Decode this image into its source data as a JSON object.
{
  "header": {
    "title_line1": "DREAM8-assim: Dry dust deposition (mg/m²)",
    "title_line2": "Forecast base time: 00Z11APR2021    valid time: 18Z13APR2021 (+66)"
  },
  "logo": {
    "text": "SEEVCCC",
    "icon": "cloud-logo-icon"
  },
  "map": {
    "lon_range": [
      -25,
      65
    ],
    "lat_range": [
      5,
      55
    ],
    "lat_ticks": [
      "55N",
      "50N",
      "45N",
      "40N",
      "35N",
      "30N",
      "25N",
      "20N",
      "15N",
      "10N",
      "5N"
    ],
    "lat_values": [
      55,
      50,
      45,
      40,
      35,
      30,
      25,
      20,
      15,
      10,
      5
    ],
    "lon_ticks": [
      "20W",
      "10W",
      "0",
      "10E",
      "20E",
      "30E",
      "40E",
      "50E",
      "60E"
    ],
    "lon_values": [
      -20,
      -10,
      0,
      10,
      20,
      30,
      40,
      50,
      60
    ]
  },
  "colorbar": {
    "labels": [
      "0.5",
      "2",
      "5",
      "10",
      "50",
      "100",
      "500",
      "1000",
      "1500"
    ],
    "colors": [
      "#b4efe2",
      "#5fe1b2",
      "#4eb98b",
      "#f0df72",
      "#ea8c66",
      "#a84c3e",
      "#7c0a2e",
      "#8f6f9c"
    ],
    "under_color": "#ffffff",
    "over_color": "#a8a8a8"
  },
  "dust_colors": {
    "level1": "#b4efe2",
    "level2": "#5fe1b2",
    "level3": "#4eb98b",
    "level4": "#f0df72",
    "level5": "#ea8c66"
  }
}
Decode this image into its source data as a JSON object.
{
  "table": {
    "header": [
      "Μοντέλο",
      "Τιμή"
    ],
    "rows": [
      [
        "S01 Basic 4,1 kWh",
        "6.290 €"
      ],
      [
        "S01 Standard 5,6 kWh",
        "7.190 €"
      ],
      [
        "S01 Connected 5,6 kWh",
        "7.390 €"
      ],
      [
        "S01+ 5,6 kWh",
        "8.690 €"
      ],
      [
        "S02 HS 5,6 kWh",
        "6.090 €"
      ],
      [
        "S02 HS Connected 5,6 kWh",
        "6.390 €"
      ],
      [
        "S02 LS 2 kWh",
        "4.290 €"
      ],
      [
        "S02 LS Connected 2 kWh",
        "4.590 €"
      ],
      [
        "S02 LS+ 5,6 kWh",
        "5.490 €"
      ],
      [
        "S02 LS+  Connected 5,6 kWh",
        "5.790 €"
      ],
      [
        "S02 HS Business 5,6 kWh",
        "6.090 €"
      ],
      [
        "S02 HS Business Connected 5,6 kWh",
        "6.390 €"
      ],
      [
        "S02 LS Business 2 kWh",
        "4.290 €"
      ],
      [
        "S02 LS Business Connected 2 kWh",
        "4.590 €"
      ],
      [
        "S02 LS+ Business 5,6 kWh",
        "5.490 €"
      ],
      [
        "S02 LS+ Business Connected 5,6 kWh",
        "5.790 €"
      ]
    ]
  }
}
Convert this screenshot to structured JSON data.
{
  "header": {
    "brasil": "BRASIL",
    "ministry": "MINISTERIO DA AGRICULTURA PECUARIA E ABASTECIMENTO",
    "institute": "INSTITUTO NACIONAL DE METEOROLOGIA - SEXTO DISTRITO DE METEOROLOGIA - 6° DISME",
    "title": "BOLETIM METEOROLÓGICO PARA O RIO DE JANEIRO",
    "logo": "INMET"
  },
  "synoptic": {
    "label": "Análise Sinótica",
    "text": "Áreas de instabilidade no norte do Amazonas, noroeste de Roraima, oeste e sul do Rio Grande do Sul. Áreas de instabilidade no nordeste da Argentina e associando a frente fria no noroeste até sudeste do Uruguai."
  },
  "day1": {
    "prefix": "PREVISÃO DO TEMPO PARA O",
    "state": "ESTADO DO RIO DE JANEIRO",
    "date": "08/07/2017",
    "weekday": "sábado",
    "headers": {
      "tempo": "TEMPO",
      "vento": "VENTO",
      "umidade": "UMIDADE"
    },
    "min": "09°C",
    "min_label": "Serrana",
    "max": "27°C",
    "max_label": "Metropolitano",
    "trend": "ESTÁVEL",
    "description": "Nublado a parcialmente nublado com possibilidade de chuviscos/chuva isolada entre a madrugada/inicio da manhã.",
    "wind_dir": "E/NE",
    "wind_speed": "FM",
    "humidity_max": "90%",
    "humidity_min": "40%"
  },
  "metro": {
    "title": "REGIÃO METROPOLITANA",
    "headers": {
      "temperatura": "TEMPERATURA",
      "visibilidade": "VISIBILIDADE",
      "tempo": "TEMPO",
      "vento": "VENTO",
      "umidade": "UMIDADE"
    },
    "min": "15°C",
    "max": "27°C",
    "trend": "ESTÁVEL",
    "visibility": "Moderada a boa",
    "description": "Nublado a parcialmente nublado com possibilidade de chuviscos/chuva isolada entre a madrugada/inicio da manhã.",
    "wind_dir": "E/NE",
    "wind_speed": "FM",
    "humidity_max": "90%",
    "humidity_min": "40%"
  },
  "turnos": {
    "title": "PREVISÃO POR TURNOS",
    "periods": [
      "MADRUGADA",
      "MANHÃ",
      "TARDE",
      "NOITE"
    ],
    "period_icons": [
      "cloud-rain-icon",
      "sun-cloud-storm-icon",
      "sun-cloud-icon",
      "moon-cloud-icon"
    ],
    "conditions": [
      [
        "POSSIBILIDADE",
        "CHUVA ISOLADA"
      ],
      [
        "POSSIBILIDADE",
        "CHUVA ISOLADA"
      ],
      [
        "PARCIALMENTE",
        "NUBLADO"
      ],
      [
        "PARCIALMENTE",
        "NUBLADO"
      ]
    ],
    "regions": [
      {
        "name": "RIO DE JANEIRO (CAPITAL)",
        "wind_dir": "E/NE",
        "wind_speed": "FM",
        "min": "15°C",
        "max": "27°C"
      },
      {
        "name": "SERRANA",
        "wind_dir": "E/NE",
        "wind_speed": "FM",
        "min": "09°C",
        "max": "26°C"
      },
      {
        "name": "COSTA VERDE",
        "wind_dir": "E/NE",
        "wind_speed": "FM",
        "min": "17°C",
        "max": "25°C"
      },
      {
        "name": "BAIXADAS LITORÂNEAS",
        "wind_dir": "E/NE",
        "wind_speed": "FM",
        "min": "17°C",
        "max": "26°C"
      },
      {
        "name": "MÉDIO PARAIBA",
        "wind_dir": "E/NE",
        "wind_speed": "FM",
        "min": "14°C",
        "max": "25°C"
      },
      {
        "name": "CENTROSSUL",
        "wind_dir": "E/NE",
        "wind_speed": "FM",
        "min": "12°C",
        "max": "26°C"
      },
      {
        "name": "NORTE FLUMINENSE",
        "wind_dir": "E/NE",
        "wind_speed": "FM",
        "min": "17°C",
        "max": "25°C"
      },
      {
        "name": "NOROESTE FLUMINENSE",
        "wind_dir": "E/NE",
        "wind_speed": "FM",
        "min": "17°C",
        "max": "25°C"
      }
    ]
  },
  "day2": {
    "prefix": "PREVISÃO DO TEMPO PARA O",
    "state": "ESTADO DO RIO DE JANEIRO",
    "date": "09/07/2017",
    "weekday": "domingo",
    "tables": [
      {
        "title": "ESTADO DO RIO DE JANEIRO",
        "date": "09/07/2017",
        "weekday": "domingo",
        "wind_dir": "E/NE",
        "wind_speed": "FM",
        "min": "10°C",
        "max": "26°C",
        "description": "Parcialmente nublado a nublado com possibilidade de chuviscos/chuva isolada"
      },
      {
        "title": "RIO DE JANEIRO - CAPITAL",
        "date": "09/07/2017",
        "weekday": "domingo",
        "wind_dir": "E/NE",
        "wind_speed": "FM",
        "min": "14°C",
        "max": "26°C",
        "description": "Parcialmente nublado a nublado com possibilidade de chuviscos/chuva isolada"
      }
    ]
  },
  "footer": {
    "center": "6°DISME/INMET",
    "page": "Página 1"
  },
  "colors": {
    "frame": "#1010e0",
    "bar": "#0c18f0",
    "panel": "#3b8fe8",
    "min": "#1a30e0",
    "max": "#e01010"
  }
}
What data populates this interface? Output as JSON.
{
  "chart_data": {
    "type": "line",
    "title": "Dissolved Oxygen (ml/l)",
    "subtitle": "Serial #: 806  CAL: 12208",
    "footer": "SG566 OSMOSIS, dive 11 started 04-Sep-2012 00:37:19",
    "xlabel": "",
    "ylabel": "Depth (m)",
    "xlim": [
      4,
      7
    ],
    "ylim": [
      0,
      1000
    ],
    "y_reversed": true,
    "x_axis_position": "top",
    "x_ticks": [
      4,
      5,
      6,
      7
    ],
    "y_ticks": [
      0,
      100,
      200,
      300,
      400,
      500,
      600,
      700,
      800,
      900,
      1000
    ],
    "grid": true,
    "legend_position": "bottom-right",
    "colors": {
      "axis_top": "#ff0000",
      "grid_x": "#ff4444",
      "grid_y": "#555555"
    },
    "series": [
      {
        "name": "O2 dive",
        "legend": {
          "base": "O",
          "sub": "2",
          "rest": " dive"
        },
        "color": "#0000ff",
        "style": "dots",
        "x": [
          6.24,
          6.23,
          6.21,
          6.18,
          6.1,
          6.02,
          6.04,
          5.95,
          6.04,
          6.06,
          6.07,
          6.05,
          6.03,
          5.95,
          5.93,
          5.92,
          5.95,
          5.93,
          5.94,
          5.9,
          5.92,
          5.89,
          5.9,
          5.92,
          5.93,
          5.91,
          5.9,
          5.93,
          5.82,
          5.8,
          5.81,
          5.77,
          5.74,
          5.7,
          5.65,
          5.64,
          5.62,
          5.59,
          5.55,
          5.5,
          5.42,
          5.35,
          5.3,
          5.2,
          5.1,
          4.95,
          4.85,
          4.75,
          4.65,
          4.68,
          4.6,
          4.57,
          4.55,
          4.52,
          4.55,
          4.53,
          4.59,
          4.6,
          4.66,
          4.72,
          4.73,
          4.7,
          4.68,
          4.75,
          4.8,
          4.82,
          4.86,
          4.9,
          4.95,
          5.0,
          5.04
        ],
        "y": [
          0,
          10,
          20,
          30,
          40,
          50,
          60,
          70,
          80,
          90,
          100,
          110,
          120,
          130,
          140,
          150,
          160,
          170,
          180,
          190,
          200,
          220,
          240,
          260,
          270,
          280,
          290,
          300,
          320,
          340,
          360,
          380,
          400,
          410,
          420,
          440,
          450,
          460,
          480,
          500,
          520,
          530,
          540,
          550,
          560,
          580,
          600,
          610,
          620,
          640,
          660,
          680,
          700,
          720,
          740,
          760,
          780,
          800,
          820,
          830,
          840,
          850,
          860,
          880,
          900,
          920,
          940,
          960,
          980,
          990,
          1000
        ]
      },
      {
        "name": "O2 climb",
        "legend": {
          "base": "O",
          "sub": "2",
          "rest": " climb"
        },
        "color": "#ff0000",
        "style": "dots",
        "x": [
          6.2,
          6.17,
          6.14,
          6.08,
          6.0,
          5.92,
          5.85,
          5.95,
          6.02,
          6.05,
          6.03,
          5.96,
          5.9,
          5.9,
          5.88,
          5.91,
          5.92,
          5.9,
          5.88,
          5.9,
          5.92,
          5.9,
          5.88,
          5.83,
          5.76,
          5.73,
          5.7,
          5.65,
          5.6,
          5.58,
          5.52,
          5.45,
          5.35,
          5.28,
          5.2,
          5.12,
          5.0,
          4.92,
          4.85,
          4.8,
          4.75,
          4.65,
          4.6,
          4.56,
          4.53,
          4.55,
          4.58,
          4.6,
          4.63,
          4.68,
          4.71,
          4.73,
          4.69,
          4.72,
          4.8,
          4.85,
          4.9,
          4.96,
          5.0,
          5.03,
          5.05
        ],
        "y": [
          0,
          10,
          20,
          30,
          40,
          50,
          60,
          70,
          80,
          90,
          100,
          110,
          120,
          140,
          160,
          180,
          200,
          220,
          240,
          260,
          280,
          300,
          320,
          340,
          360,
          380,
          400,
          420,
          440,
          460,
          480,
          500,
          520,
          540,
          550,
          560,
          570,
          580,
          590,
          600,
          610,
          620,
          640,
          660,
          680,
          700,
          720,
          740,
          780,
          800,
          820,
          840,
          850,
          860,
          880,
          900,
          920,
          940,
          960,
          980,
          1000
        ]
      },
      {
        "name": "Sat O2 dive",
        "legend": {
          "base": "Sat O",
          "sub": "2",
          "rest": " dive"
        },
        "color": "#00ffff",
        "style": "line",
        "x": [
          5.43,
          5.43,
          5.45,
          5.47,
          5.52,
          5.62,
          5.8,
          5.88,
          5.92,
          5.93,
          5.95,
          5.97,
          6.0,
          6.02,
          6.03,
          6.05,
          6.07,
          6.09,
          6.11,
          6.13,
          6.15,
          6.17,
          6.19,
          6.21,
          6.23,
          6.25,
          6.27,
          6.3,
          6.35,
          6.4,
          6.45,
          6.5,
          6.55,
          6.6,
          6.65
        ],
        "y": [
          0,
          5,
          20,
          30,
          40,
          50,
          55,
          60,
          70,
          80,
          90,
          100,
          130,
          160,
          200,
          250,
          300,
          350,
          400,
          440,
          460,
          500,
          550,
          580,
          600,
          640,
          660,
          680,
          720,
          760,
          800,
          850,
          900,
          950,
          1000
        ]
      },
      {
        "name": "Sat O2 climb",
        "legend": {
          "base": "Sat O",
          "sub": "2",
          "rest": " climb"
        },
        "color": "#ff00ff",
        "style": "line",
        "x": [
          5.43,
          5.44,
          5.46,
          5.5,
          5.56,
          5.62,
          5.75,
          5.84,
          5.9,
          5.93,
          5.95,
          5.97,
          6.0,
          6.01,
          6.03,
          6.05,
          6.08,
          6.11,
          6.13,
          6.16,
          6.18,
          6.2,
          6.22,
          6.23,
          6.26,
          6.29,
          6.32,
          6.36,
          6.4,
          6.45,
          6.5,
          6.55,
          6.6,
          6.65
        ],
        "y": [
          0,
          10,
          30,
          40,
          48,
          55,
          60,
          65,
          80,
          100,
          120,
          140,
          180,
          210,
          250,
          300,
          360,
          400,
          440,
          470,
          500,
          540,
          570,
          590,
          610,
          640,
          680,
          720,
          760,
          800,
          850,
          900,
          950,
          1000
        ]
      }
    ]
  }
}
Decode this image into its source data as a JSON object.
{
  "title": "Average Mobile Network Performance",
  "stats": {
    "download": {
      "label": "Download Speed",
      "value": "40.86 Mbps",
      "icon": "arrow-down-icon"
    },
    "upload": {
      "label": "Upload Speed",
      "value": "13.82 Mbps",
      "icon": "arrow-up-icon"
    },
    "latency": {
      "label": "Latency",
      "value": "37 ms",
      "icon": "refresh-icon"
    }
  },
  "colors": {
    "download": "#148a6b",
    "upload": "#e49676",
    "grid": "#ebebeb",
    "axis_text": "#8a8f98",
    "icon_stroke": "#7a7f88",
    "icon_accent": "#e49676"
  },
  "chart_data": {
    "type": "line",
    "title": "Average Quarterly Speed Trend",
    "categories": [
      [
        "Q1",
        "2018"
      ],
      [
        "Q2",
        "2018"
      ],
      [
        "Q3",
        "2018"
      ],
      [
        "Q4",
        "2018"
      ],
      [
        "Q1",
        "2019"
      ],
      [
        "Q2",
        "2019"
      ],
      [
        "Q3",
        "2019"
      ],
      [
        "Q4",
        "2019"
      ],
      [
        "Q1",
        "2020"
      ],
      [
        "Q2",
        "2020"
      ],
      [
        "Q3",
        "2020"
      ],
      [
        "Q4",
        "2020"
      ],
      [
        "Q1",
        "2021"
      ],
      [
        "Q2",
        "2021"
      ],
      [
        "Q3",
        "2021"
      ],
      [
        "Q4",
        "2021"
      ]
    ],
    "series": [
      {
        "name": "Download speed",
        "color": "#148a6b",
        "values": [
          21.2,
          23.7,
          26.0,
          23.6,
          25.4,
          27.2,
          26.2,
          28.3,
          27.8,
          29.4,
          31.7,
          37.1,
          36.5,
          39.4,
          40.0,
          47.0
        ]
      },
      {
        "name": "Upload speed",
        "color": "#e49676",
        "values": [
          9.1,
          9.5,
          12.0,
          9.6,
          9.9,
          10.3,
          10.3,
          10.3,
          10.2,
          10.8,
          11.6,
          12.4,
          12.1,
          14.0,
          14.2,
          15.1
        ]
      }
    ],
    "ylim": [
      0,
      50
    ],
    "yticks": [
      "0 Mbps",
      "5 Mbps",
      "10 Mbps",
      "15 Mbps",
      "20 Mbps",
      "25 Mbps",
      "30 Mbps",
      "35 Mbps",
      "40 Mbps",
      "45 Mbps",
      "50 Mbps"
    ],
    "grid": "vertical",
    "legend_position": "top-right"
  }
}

★ ★ ★ ★

### TO DO
State how many lines of the listing include "right", and nothing more.

### RESPONSE TO THE EXERCISE
2